== Task to carry out ==
Exact transcription of the records is required.

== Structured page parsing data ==
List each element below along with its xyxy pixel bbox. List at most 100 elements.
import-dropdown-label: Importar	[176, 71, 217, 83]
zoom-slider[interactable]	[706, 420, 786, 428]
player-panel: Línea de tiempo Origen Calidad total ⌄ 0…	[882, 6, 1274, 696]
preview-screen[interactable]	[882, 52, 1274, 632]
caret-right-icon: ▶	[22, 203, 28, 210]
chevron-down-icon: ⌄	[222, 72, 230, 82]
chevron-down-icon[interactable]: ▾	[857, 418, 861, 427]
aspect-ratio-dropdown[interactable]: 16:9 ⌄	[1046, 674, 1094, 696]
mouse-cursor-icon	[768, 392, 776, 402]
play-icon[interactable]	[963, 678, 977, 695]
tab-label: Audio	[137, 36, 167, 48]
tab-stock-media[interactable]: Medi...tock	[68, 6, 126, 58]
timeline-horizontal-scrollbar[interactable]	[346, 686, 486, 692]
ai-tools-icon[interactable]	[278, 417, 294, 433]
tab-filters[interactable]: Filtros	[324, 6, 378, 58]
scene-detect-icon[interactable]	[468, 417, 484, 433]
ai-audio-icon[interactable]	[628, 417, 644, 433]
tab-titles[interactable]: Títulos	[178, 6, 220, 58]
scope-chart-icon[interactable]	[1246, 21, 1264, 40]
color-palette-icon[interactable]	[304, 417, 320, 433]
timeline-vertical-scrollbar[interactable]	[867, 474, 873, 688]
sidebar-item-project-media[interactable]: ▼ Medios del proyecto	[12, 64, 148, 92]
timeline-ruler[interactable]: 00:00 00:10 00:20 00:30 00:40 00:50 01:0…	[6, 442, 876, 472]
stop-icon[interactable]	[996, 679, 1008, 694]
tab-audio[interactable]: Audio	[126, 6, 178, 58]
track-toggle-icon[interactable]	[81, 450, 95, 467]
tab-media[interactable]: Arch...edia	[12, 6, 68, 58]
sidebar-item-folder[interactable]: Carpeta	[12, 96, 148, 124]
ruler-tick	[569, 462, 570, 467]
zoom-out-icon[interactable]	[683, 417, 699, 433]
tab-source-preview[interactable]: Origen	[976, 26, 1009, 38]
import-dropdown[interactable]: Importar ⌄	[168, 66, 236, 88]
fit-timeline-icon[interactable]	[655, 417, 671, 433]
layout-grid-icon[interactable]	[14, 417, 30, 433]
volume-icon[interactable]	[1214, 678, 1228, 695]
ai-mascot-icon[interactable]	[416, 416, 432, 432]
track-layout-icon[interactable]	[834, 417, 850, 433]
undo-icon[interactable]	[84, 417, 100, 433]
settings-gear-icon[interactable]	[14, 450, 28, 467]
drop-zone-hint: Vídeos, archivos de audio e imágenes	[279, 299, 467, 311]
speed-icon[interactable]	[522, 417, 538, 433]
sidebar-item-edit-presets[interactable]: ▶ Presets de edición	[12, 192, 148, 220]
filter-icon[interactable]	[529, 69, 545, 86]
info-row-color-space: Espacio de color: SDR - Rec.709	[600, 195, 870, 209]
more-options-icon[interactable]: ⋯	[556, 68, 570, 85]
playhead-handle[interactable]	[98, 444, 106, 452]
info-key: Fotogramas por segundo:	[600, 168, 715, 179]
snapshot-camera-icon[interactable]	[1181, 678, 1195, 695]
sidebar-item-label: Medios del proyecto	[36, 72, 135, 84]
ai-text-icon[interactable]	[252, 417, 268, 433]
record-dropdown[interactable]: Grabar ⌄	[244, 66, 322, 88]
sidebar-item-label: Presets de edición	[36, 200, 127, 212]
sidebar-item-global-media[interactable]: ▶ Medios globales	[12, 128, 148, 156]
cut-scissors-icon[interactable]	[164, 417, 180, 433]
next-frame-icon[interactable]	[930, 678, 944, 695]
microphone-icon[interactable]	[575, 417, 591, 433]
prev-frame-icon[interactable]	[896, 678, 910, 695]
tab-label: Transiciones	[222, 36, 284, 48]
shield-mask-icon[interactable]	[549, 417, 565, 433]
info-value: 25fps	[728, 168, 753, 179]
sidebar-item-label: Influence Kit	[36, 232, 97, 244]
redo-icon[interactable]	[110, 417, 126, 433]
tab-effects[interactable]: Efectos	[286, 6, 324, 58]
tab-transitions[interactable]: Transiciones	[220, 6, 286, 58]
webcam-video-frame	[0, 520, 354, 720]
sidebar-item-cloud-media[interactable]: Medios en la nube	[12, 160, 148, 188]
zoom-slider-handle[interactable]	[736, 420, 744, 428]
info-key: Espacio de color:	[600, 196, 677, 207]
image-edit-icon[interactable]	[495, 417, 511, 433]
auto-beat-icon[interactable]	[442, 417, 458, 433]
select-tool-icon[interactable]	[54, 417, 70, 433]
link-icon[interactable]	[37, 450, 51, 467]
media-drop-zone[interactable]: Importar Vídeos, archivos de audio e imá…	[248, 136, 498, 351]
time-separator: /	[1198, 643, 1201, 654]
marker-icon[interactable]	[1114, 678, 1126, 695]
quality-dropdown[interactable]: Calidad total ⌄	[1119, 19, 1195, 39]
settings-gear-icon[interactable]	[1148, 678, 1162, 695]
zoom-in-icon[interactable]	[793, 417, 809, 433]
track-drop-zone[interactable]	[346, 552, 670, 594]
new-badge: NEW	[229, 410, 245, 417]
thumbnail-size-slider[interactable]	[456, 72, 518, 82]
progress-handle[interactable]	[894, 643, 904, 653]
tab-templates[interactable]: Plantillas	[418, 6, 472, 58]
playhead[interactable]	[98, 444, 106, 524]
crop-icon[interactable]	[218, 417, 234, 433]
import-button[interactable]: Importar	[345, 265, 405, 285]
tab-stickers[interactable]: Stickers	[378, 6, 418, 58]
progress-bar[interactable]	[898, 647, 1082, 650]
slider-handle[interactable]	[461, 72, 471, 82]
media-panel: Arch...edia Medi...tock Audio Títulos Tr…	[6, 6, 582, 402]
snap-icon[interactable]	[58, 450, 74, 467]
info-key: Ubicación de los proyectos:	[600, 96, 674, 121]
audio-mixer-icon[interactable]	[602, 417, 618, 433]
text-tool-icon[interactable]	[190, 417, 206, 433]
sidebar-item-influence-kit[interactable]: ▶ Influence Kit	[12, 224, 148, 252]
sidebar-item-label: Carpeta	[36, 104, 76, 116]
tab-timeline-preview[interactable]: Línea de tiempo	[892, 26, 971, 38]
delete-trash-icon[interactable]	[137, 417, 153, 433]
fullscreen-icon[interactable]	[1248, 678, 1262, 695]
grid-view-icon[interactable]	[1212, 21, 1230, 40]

== Written response ==
List each element below along with its xyxy pixel bbox. List at most 100 elements.
import-dropdown-label: Importar	[176, 71, 217, 83]
zoom-slider[interactable]	[706, 420, 786, 428]
player-panel: Línea de tiempo Origen Calidad total ⌄ 0…	[882, 6, 1274, 696]
preview-screen[interactable]	[882, 52, 1274, 632]
caret-right-icon: ▶	[22, 203, 28, 210]
chevron-down-icon: ⌄	[222, 72, 230, 82]
chevron-down-icon[interactable]: ▾	[857, 418, 861, 427]
aspect-ratio-dropdown[interactable]: 16:9 ⌄	[1046, 674, 1094, 696]
mouse-cursor-icon	[768, 392, 776, 402]
play-icon[interactable]	[963, 678, 977, 695]
tab-label: Audio	[137, 36, 167, 48]
tab-stock-media[interactable]: Medi...tock	[68, 6, 126, 58]
timeline-horizontal-scrollbar[interactable]	[346, 686, 486, 692]
ai-tools-icon[interactable]	[278, 417, 294, 433]
tab-filters[interactable]: Filtros	[324, 6, 378, 58]
scene-detect-icon[interactable]	[468, 417, 484, 433]
ai-audio-icon[interactable]	[628, 417, 644, 433]
tab-titles[interactable]: Títulos	[178, 6, 220, 58]
scope-chart-icon[interactable]	[1246, 21, 1264, 40]
color-palette-icon[interactable]	[304, 417, 320, 433]
timeline-vertical-scrollbar[interactable]	[867, 474, 873, 688]
sidebar-item-project-media[interactable]: ▼ Medios del proyecto	[12, 64, 148, 92]
timeline-ruler[interactable]: 00:00 00:10 00:20 00:30 00:40 00:50 01:0…	[6, 442, 876, 472]
stop-icon[interactable]	[996, 679, 1008, 694]
tab-audio[interactable]: Audio	[126, 6, 178, 58]
track-toggle-icon[interactable]	[81, 450, 95, 467]
tab-media[interactable]: Arch...edia	[12, 6, 68, 58]
sidebar-item-folder[interactable]: Carpeta	[12, 96, 148, 124]
ruler-tick	[569, 462, 570, 467]
zoom-out-icon[interactable]	[683, 417, 699, 433]
tab-source-preview[interactable]: Origen	[976, 26, 1009, 38]
import-dropdown[interactable]: Importar ⌄	[168, 66, 236, 88]
fit-timeline-icon[interactable]	[655, 417, 671, 433]
layout-grid-icon[interactable]	[14, 417, 30, 433]
volume-icon[interactable]	[1214, 678, 1228, 695]
ai-mascot-icon[interactable]	[416, 416, 432, 432]
track-layout-icon[interactable]	[834, 417, 850, 433]
undo-icon[interactable]	[84, 417, 100, 433]
settings-gear-icon[interactable]	[14, 450, 28, 467]
drop-zone-hint: Vídeos, archivos de audio e imágenes	[279, 299, 467, 311]
speed-icon[interactable]	[522, 417, 538, 433]
sidebar-item-edit-presets[interactable]: ▶ Presets de edición	[12, 192, 148, 220]
filter-icon[interactable]	[529, 69, 545, 86]
info-row-color-space: Espacio de color: SDR - Rec.709	[600, 195, 870, 209]
more-options-icon[interactable]: ⋯	[556, 68, 570, 85]
playhead-handle[interactable]	[98, 444, 106, 452]
info-key: Fotogramas por segundo:	[600, 168, 715, 179]
snapshot-camera-icon[interactable]	[1181, 678, 1195, 695]
sidebar-item-label: Medios del proyecto	[36, 72, 135, 84]
ai-text-icon[interactable]	[252, 417, 268, 433]
record-dropdown[interactable]: Grabar ⌄	[244, 66, 322, 88]
sidebar-item-label: Presets de edición	[36, 200, 127, 212]
sidebar-item-global-media[interactable]: ▶ Medios globales	[12, 128, 148, 156]
cut-scissors-icon[interactable]	[164, 417, 180, 433]
next-frame-icon[interactable]	[930, 678, 944, 695]
microphone-icon[interactable]	[575, 417, 591, 433]
prev-frame-icon[interactable]	[896, 678, 910, 695]
tab-label: Transiciones	[222, 36, 284, 48]
shield-mask-icon[interactable]	[549, 417, 565, 433]
info-value: 25fps	[728, 168, 753, 179]
sidebar-item-label: Influence Kit	[36, 232, 97, 244]
redo-icon[interactable]	[110, 417, 126, 433]
tab-effects[interactable]: Efectos	[286, 6, 324, 58]
tab-transitions[interactable]: Transiciones	[220, 6, 286, 58]
webcam-video-frame	[0, 520, 354, 720]
sidebar-item-cloud-media[interactable]: Medios en la nube	[12, 160, 148, 188]
zoom-slider-handle[interactable]	[736, 420, 744, 428]
info-key: Espacio de color:	[600, 196, 677, 207]
image-edit-icon[interactable]	[495, 417, 511, 433]
auto-beat-icon[interactable]	[442, 417, 458, 433]
select-tool-icon[interactable]	[54, 417, 70, 433]
link-icon[interactable]	[37, 450, 51, 467]
media-drop-zone[interactable]: Importar Vídeos, archivos de audio e imá…	[248, 136, 498, 351]
time-separator: /	[1198, 643, 1201, 654]
marker-icon[interactable]	[1114, 678, 1126, 695]
quality-dropdown[interactable]: Calidad total ⌄	[1119, 19, 1195, 39]
settings-gear-icon[interactable]	[1148, 678, 1162, 695]
zoom-in-icon[interactable]	[793, 417, 809, 433]
track-drop-zone[interactable]	[346, 552, 670, 594]
new-badge: NEW	[229, 410, 245, 417]
thumbnail-size-slider[interactable]	[456, 72, 518, 82]
progress-handle[interactable]	[894, 643, 904, 653]
tab-templates[interactable]: Plantillas	[418, 6, 472, 58]
playhead[interactable]	[98, 444, 106, 524]
crop-icon[interactable]	[218, 417, 234, 433]
import-button[interactable]: Importar	[345, 265, 405, 285]
tab-stickers[interactable]: Stickers	[378, 6, 418, 58]
progress-bar[interactable]	[898, 647, 1082, 650]
slider-handle[interactable]	[461, 72, 471, 82]
media-panel: Arch...edia Medi...tock Audio Títulos Tr…	[6, 6, 582, 402]
snap-icon[interactable]	[58, 450, 74, 467]
info-key: Ubicación de los proyectos:	[600, 96, 674, 121]
audio-mixer-icon[interactable]	[602, 417, 618, 433]
text-tool-icon[interactable]	[190, 417, 206, 433]
sidebar-item-influence-kit[interactable]: ▶ Influence Kit	[12, 224, 148, 252]
sidebar-item-label: Carpeta	[36, 104, 76, 116]
tab-timeline-preview[interactable]: Línea de tiempo	[892, 26, 971, 38]
delete-trash-icon[interactable]	[137, 417, 153, 433]
fullscreen-icon[interactable]	[1248, 678, 1262, 695]
grid-view-icon[interactable]	[1212, 21, 1230, 40]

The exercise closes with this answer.